TASK GOAL
Will you output the entries below exactly, skipping every image they contain?
____
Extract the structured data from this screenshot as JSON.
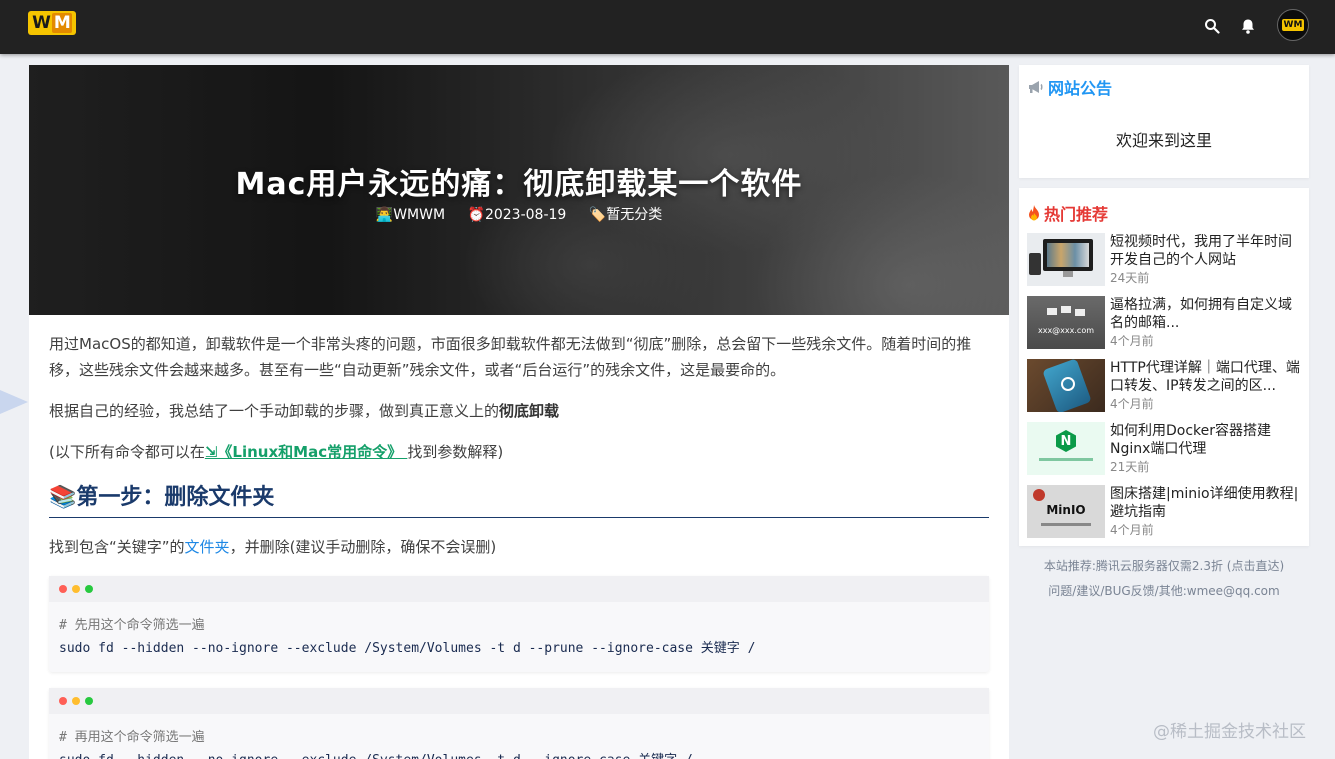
{
  "header": {
    "logo_w": "W",
    "logo_m": "M",
    "avatar_text": "WM",
    "icons": [
      "search-icon",
      "bell-icon"
    ]
  },
  "article": {
    "title": "Mac用户永远的痛：彻底卸载某一个软件",
    "author": "👨‍💻WMWM",
    "date": "⏰2023-08-19",
    "category": "🏷️暂无分类",
    "para1": "用过MacOS的都知道，卸载软件是一个非常头疼的问题，市面很多卸载软件都无法做到“彻底”删除，总会留下一些残余文件。随着时间的推移，这些残余文件会越来越多。甚至有一些“自动更新”残余文件，或者“后台运行”的残余文件，这是最要命的。",
    "para2_prefix": "根据自己的经验，我总结了一个手动卸载的步骤，做到真正意义上的",
    "para2_bold": "彻底卸载",
    "para3_prefix": "(以下所有命令都可以在",
    "para3_link": "⇲《Linux和Mac常用命令》 ",
    "para3_suffix": "找到参数解释)",
    "step1_heading": "📚第一步：删除文件夹",
    "step1_text_prefix": "找到包含“关键字”的",
    "step1_text_link": "文件夹",
    "step1_text_suffix": "，并删除(建议手动删除，确保不会误删)",
    "code1_comment": "# 先用这个命令筛选一遍",
    "code1_cmd": "sudo fd --hidden --no-ignore --exclude /System/Volumes  -t d --prune --ignore-case 关键字 /",
    "code2_comment": "# 再用这个命令筛选一遍",
    "code2_cmd": "sudo fd --hidden --no-ignore --exclude /System/Volumes  -t d --ignore-case 关键字 /"
  },
  "sidebar": {
    "notice_title": "网站公告",
    "notice_text": "欢迎来到这里",
    "hot_title": "热门推荐",
    "hot_items": [
      {
        "title": "短视频时代，我用了半年时间开发自己的个人网站",
        "date": "24天前"
      },
      {
        "title": "逼格拉满，如何拥有自定义域名的邮箱...",
        "date": "4个月前"
      },
      {
        "title": "HTTP代理详解｜端口代理、端口转发、IP转发之间的区...",
        "date": "4个月前"
      },
      {
        "title": "如何利用Docker容器搭建Nginx端口代理",
        "date": "21天前"
      },
      {
        "title": "图床搭建|minio详细使用教程|避坑指南",
        "date": "4个月前"
      }
    ],
    "thumb_texts": {
      "email": "xxx@xxx.com",
      "nginx": "N",
      "minio": "MinIO"
    },
    "footer1": "本站推荐:腾讯云服务器仅需2.3折 (点击直达)",
    "footer2": "问题/建议/BUG反馈/其他:wmee@qq.com"
  },
  "watermark": "@稀土掘金技术社区",
  "colors": {
    "topbar": "#222222",
    "notice_title": "#2196f3",
    "hot_title": "#e53935",
    "link_green": "#15a06a",
    "heading": "#1a3a6b"
  }
}
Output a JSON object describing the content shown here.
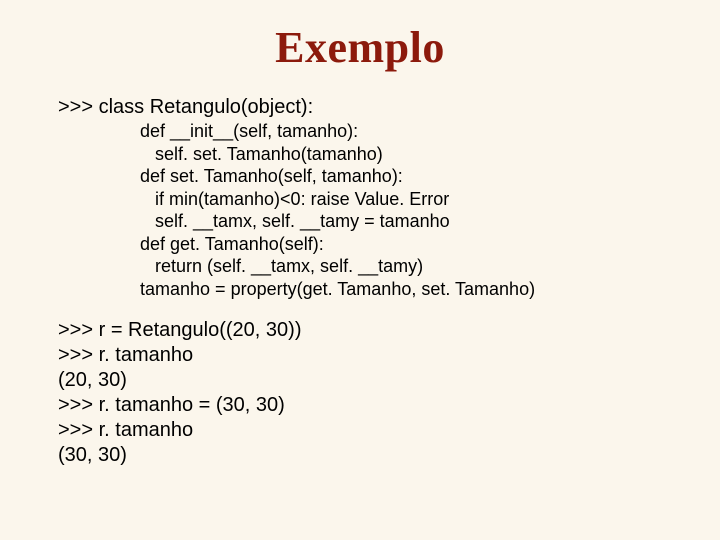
____
TASK OUTPUT
Extract the structured data from this screenshot as JSON.
{
  "header": {
    "logo_w": "W",
    "logo_m": "M",
    "avatar_text": "WM",
    "icons": [
      "search-icon",
      "bell-icon"
    ]
  },
  "article": {
    "title": "Mac用户永远的痛：彻底卸载某一个软件",
    "author": "👨‍💻WMWM",
    "date": "⏰2023-08-19",
    "category": "🏷️暂无分类",
    "para1": "用过MacOS的都知道，卸载软件是一个非常头疼的问题，市面很多卸载软件都无法做到“彻底”删除，总会留下一些残余文件。随着时间的推移，这些残余文件会越来越多。甚至有一些“自动更新”残余文件，或者“后台运行”的残余文件，这是最要命的。",
    "para2_prefix": "根据自己的经验，我总结了一个手动卸载的步骤，做到真正意义上的",
    "para2_bold": "彻底卸载",
    "para3_prefix": "(以下所有命令都可以在",
    "para3_link": "⇲《Linux和Mac常用命令》 ",
    "para3_suffix": "找到参数解释)",
    "step1_heading": "📚第一步：删除文件夹",
    "step1_text_prefix": "找到包含“关键字”的",
    "step1_text_link": "文件夹",
    "step1_text_suffix": "，并删除(建议手动删除，确保不会误删)",
    "code1_comment": "# 先用这个命令筛选一遍",
    "code1_cmd": "sudo fd --hidden --no-ignore --exclude /System/Volumes  -t d --prune --ignore-case 关键字 /",
    "code2_comment": "# 再用这个命令筛选一遍",
    "code2_cmd": "sudo fd --hidden --no-ignore --exclude /System/Volumes  -t d --ignore-case 关键字 /"
  },
  "sidebar": {
    "notice_title": "网站公告",
    "notice_text": "欢迎来到这里",
    "hot_title": "热门推荐",
    "hot_items": [
      {
        "title": "短视频时代，我用了半年时间开发自己的个人网站",
        "date": "24天前"
      },
      {
        "title": "逼格拉满，如何拥有自定义域名的邮箱...",
        "date": "4个月前"
      },
      {
        "title": "HTTP代理详解｜端口代理、端口转发、IP转发之间的区...",
        "date": "4个月前"
      },
      {
        "title": "如何利用Docker容器搭建Nginx端口代理",
        "date": "21天前"
      },
      {
        "title": "图床搭建|minio详细使用教程|避坑指南",
        "date": "4个月前"
      }
    ],
    "thumb_texts": {
      "email": "xxx@xxx.com",
      "nginx": "N",
      "minio": "MinIO"
    },
    "footer1": "本站推荐:腾讯云服务器仅需2.3折 (点击直达)",
    "footer2": "问题/建议/BUG反馈/其他:wmee@qq.com"
  },
  "watermark": "@稀土掘金技术社区",
  "colors": {
    "topbar": "#222222",
    "notice_title": "#2196f3",
    "hot_title": "#e53935",
    "link_green": "#15a06a",
    "heading": "#1a3a6b"
  }
}
Output a JSON object describing the content shown here.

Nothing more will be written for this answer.